_Exercise brief:_
No images are to be carried over; print all other material exactly as it stands.

_Records for processing:_
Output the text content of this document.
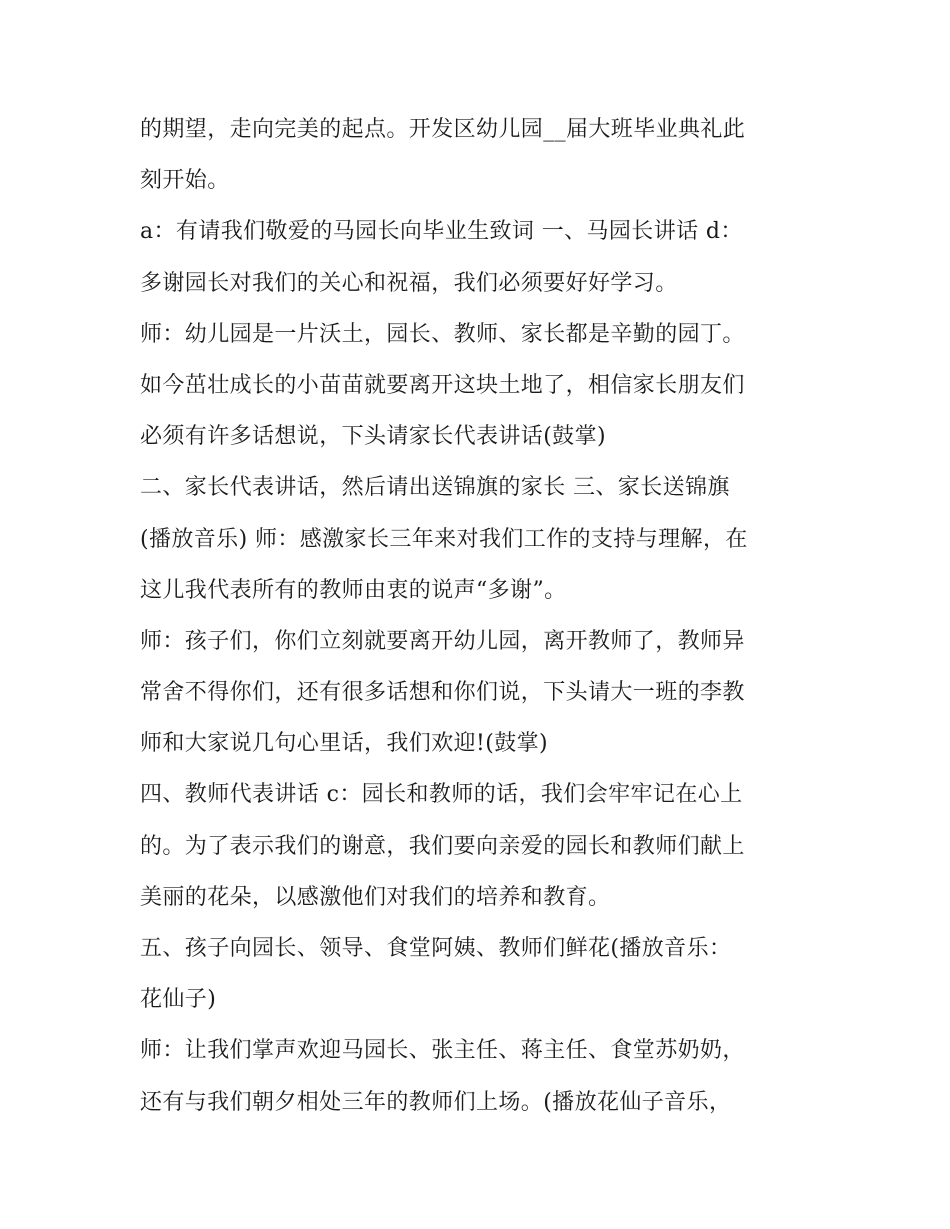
的期望，走向完美的起点。开发区幼儿园__届大班毕业典礼此
刻开始。
a：有请我们敬爱的马园长向毕业生致词 一、马园长讲话 d：
多谢园长对我们的关心和祝福，我们必须要好好学习。
师：幼儿园是一片沃土，园长、教师、家长都是辛勤的园丁。
如今茁壮成长的小苗苗就要离开这块土地了，相信家长朋友们
必须有许多话想说，下头请家长代表讲话(鼓掌)
二、家长代表讲话，然后请出送锦旗的家长 三、家长送锦旗
(播放音乐) 师：感激家长三年来对我们工作的支持与理解，在
这儿我代表所有的教师由衷的说声“多谢”。
师：孩子们，你们立刻就要离开幼儿园，离开教师了，教师异
常舍不得你们，还有很多话想和你们说，下头请大一班的李教
师和大家说几句心里话，我们欢迎!(鼓掌)
四、教师代表讲话 c：园长和教师的话，我们会牢牢记在心上
的。为了表示我们的谢意，我们要向亲爱的园长和教师们献上
美丽的花朵，以感激他们对我们的培养和教育。
五、孩子向园长、领导、食堂阿姨、教师们鲜花(播放音乐：
花仙子)
师：让我们掌声欢迎马园长、张主任、蒋主任、食堂苏奶奶，
还有与我们朝夕相处三年的教师们上场。(播放花仙子音乐，
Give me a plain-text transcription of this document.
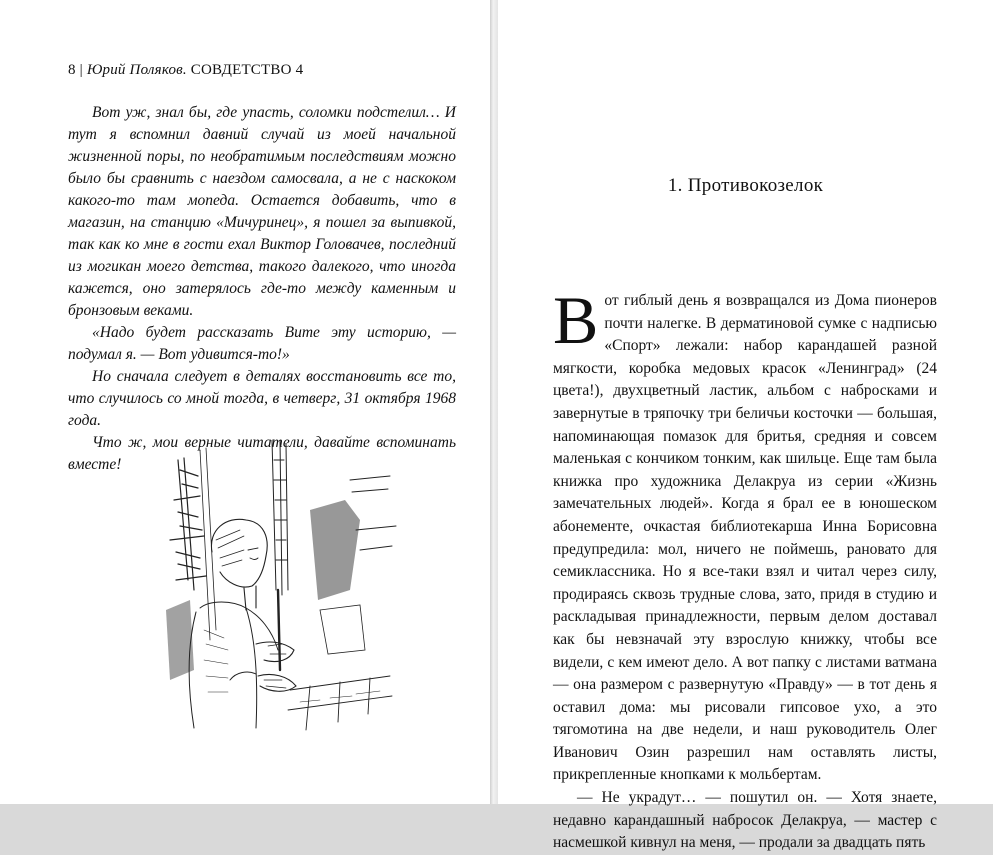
8 | Юрий Поляков. СОВДЕТСТВО 4

Вот уж, знал бы, где упасть, соломки подстелил… И тут я вспомнил давний случай из моей начальной жизненной поры, по необратимым последствиям можно было бы сравнить с наездом самосвала, а не с наскоком какого-то там мопеда. Остается добавить, что в магазин, на станцию «Мичуринец», я пошел за выпивкой, так как ко мне в гости ехал Виктор Головачев, последний из могикан моего детства, такого далекого, что иногда кажется, оно затерялось где-то между каменным и бронзовым веками.

«Надо будет рассказать Вите эту историю, — подумал я. — Вот удивится-то!»

Но сначала следует в деталях восстановить все то, что случилось со мной тогда, в четверг, 31 октября 1968 года.

Что ж, мои верные читатели, давайте вспоминать вместе!

1. Противокозелок

Вот гиблый день я возвращался из Дома пионеров почти налегке. В дерматиновой сумке с надписью «Спорт» лежали: набор карандашей разной мягкости, коробка медовых красок «Ленинград» (24 цвета!), двухцветный ластик, альбом с набросками и завернутые в тряпочку три беличьи косточки — большая, напоминающая помазок для бритья, средняя и совсем маленькая с кончиком тонким, как шильце. Еще там была книжка про художника Делакруа из серии «Жизнь замечательных людей». Когда я брал ее в юношеском абонементе, очкастая библиотекарша Инна Борисовна предупредила: мол, ничего не поймешь, рановато для семиклассника. Но я все-таки взял и читал через силу, продираясь сквозь трудные слова, зато, придя в студию и раскладывая принадлежности, первым делом доставал как бы невзначай эту взрослую книжку, чтобы все видели, с кем имеют дело. А вот папку с листами ватмана — она размером с развернутую «Правду» — в тот день я оставил дома: мы рисовали гипсовое ухо, а это тягомотина на две недели, и наш руководитель Олег Иванович Озин разрешил нам оставлять листы, прикрепленные кнопками к мольбертам.

— Не украдут… — пошутил он. — Хотя знаете, недавно карандашный набросок Делакруа, — мастер с насмешкой кивнул на меня, — продали за двадцать пять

_Written response:_
Output the text content of this document.
的期望，走向完美的起点。开发区幼儿园__届大班毕业典礼此
刻开始。
a：有请我们敬爱的马园长向毕业生致词 一、马园长讲话 d：
多谢园长对我们的关心和祝福，我们必须要好好学习。
师：幼儿园是一片沃土，园长、教师、家长都是辛勤的园丁。
如今茁壮成长的小苗苗就要离开这块土地了，相信家长朋友们
必须有许多话想说，下头请家长代表讲话(鼓掌)
二、家长代表讲话，然后请出送锦旗的家长 三、家长送锦旗
(播放音乐) 师：感激家长三年来对我们工作的支持与理解，在
这儿我代表所有的教师由衷的说声“多谢”。
师：孩子们，你们立刻就要离开幼儿园，离开教师了，教师异
常舍不得你们，还有很多话想和你们说，下头请大一班的李教
师和大家说几句心里话，我们欢迎!(鼓掌)
四、教师代表讲话 c：园长和教师的话，我们会牢牢记在心上
的。为了表示我们的谢意，我们要向亲爱的园长和教师们献上
美丽的花朵，以感激他们对我们的培养和教育。
五、孩子向园长、领导、食堂阿姨、教师们鲜花(播放音乐：
花仙子)
师：让我们掌声欢迎马园长、张主任、蒋主任、食堂苏奶奶，
还有与我们朝夕相处三年的教师们上场。(播放花仙子音乐，
Give me a plain-text transcription of this document.
8 | Юрий Поляков. СОВДЕТСТВО 4

Вот уж, знал бы, где упасть, соломки подстелил… И тут я вспомнил давний случай из моей начальной жизненной поры, по необратимым последствиям можно было бы сравнить с наездом самосвала, а не с наскоком какого-то там мопеда. Остается добавить, что в магазин, на станцию «Мичуринец», я пошел за выпивкой, так как ко мне в гости ехал Виктор Головачев, последний из могикан моего детства, такого далекого, что иногда кажется, оно затерялось где-то между каменным и бронзовым веками.

«Надо будет рассказать Вите эту историю, — подумал я. — Вот удивится-то!»

Но сначала следует в деталях восстановить все то, что случилось со мной тогда, в четверг, 31 октября 1968 года.

Что ж, мои верные читатели, давайте вспоминать вместе!

1. Противокозелок

Вот гиблый день я возвращался из Дома пионеров почти налегке. В дерматиновой сумке с надписью «Спорт» лежали: набор карандашей разной мягкости, коробка медовых красок «Ленинград» (24 цвета!), двухцветный ластик, альбом с набросками и завернутые в тряпочку три беличьи косточки — большая, напоминающая помазок для бритья, средняя и совсем маленькая с кончиком тонким, как шильце. Еще там была книжка про художника Делакруа из серии «Жизнь замечательных людей». Когда я брал ее в юношеском абонементе, очкастая библиотекарша Инна Борисовна предупредила: мол, ничего не поймешь, рановато для семиклассника. Но я все-таки взял и читал через силу, продираясь сквозь трудные слова, зато, придя в студию и раскладывая принадлежности, первым делом доставал как бы невзначай эту взрослую книжку, чтобы все видели, с кем имеют дело. А вот папку с листами ватмана — она размером с развернутую «Правду» — в тот день я оставил дома: мы рисовали гипсовое ухо, а это тягомотина на две недели, и наш руководитель Олег Иванович Озин разрешил нам оставлять листы, прикрепленные кнопками к мольбертам.

— Не украдут… — пошутил он. — Хотя знаете, недавно карандашный набросок Делакруа, — мастер с насмешкой кивнул на меня, — продали за двадцать пять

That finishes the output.